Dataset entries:

--*--

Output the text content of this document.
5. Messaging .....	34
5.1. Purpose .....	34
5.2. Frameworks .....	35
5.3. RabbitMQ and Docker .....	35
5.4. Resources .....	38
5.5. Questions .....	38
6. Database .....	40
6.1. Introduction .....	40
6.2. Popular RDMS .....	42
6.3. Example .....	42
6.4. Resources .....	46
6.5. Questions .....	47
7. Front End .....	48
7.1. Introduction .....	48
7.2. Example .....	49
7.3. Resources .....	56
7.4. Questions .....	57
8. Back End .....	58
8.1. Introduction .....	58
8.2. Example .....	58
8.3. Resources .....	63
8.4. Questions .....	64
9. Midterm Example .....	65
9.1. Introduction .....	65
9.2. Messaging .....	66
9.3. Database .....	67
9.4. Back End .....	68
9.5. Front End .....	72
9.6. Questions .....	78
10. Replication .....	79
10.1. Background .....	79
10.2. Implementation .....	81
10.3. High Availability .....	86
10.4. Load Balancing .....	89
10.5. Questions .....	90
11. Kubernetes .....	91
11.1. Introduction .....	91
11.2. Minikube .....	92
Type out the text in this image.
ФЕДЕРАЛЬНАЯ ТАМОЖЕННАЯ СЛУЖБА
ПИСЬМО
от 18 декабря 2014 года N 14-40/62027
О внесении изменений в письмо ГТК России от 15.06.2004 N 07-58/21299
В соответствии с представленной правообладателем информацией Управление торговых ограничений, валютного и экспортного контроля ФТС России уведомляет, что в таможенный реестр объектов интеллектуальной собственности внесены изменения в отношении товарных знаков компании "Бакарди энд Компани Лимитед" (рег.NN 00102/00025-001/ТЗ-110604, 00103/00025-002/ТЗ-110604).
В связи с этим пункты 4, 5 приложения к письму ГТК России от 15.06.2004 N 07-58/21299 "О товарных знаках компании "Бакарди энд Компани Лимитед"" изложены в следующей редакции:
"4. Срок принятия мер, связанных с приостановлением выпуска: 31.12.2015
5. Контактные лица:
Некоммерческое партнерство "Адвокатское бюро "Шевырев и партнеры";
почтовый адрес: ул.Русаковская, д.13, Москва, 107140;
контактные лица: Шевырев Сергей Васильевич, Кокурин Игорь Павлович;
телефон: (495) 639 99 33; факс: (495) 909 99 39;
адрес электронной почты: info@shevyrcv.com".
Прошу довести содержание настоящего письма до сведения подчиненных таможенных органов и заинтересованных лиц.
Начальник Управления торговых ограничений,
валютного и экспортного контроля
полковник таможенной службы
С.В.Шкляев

--*--

## Given task
Your task is to reproduce, exactly and exclusively, the lines from the one holding "Type out the text in this image." through the final line of the listing.

## Exercise response
Type out the text in this image.
ФЕДЕРАЛЬНАЯ ТАМОЖЕННАЯ СЛУЖБА
ПИСЬМО
от 18 декабря 2014 года N 14-40/62027
О внесении изменений в письмо ГТК России от 15.06.2004 N 07-58/21299
В соответствии с представленной правообладателем информацией Управление торговых ограничений, валютного и экспортного контроля ФТС России уведомляет, что в таможенный реестр объектов интеллектуальной собственности внесены изменения в отношении товарных знаков компании "Бакарди энд Компани Лимитед" (рег.NN 00102/00025-001/ТЗ-110604, 00103/00025-002/ТЗ-110604).
В связи с этим пункты 4, 5 приложения к письму ГТК России от 15.06.2004 N 07-58/21299 "О товарных знаках компании "Бакарди энд Компани Лимитед"" изложены в следующей редакции:
"4. Срок принятия мер, связанных с приостановлением выпуска: 31.12.2015
5. Контактные лица:
Некоммерческое партнерство "Адвокатское бюро "Шевырев и партнеры";
почтовый адрес: ул.Русаковская, д.13, Москва, 107140;
контактные лица: Шевырев Сергей Васильевич, Кокурин Игорь Павлович;
телефон: (495) 639 99 33; факс: (495) 909 99 39;
адрес электронной почты: info@shevyrcv.com".
Прошу довести содержание настоящего письма до сведения подчиненных таможенных органов и заинтересованных лиц.
Начальник Управления торговых ограничений,
валютного и экспортного контроля
полковник таможенной службы
С.В.Шкляев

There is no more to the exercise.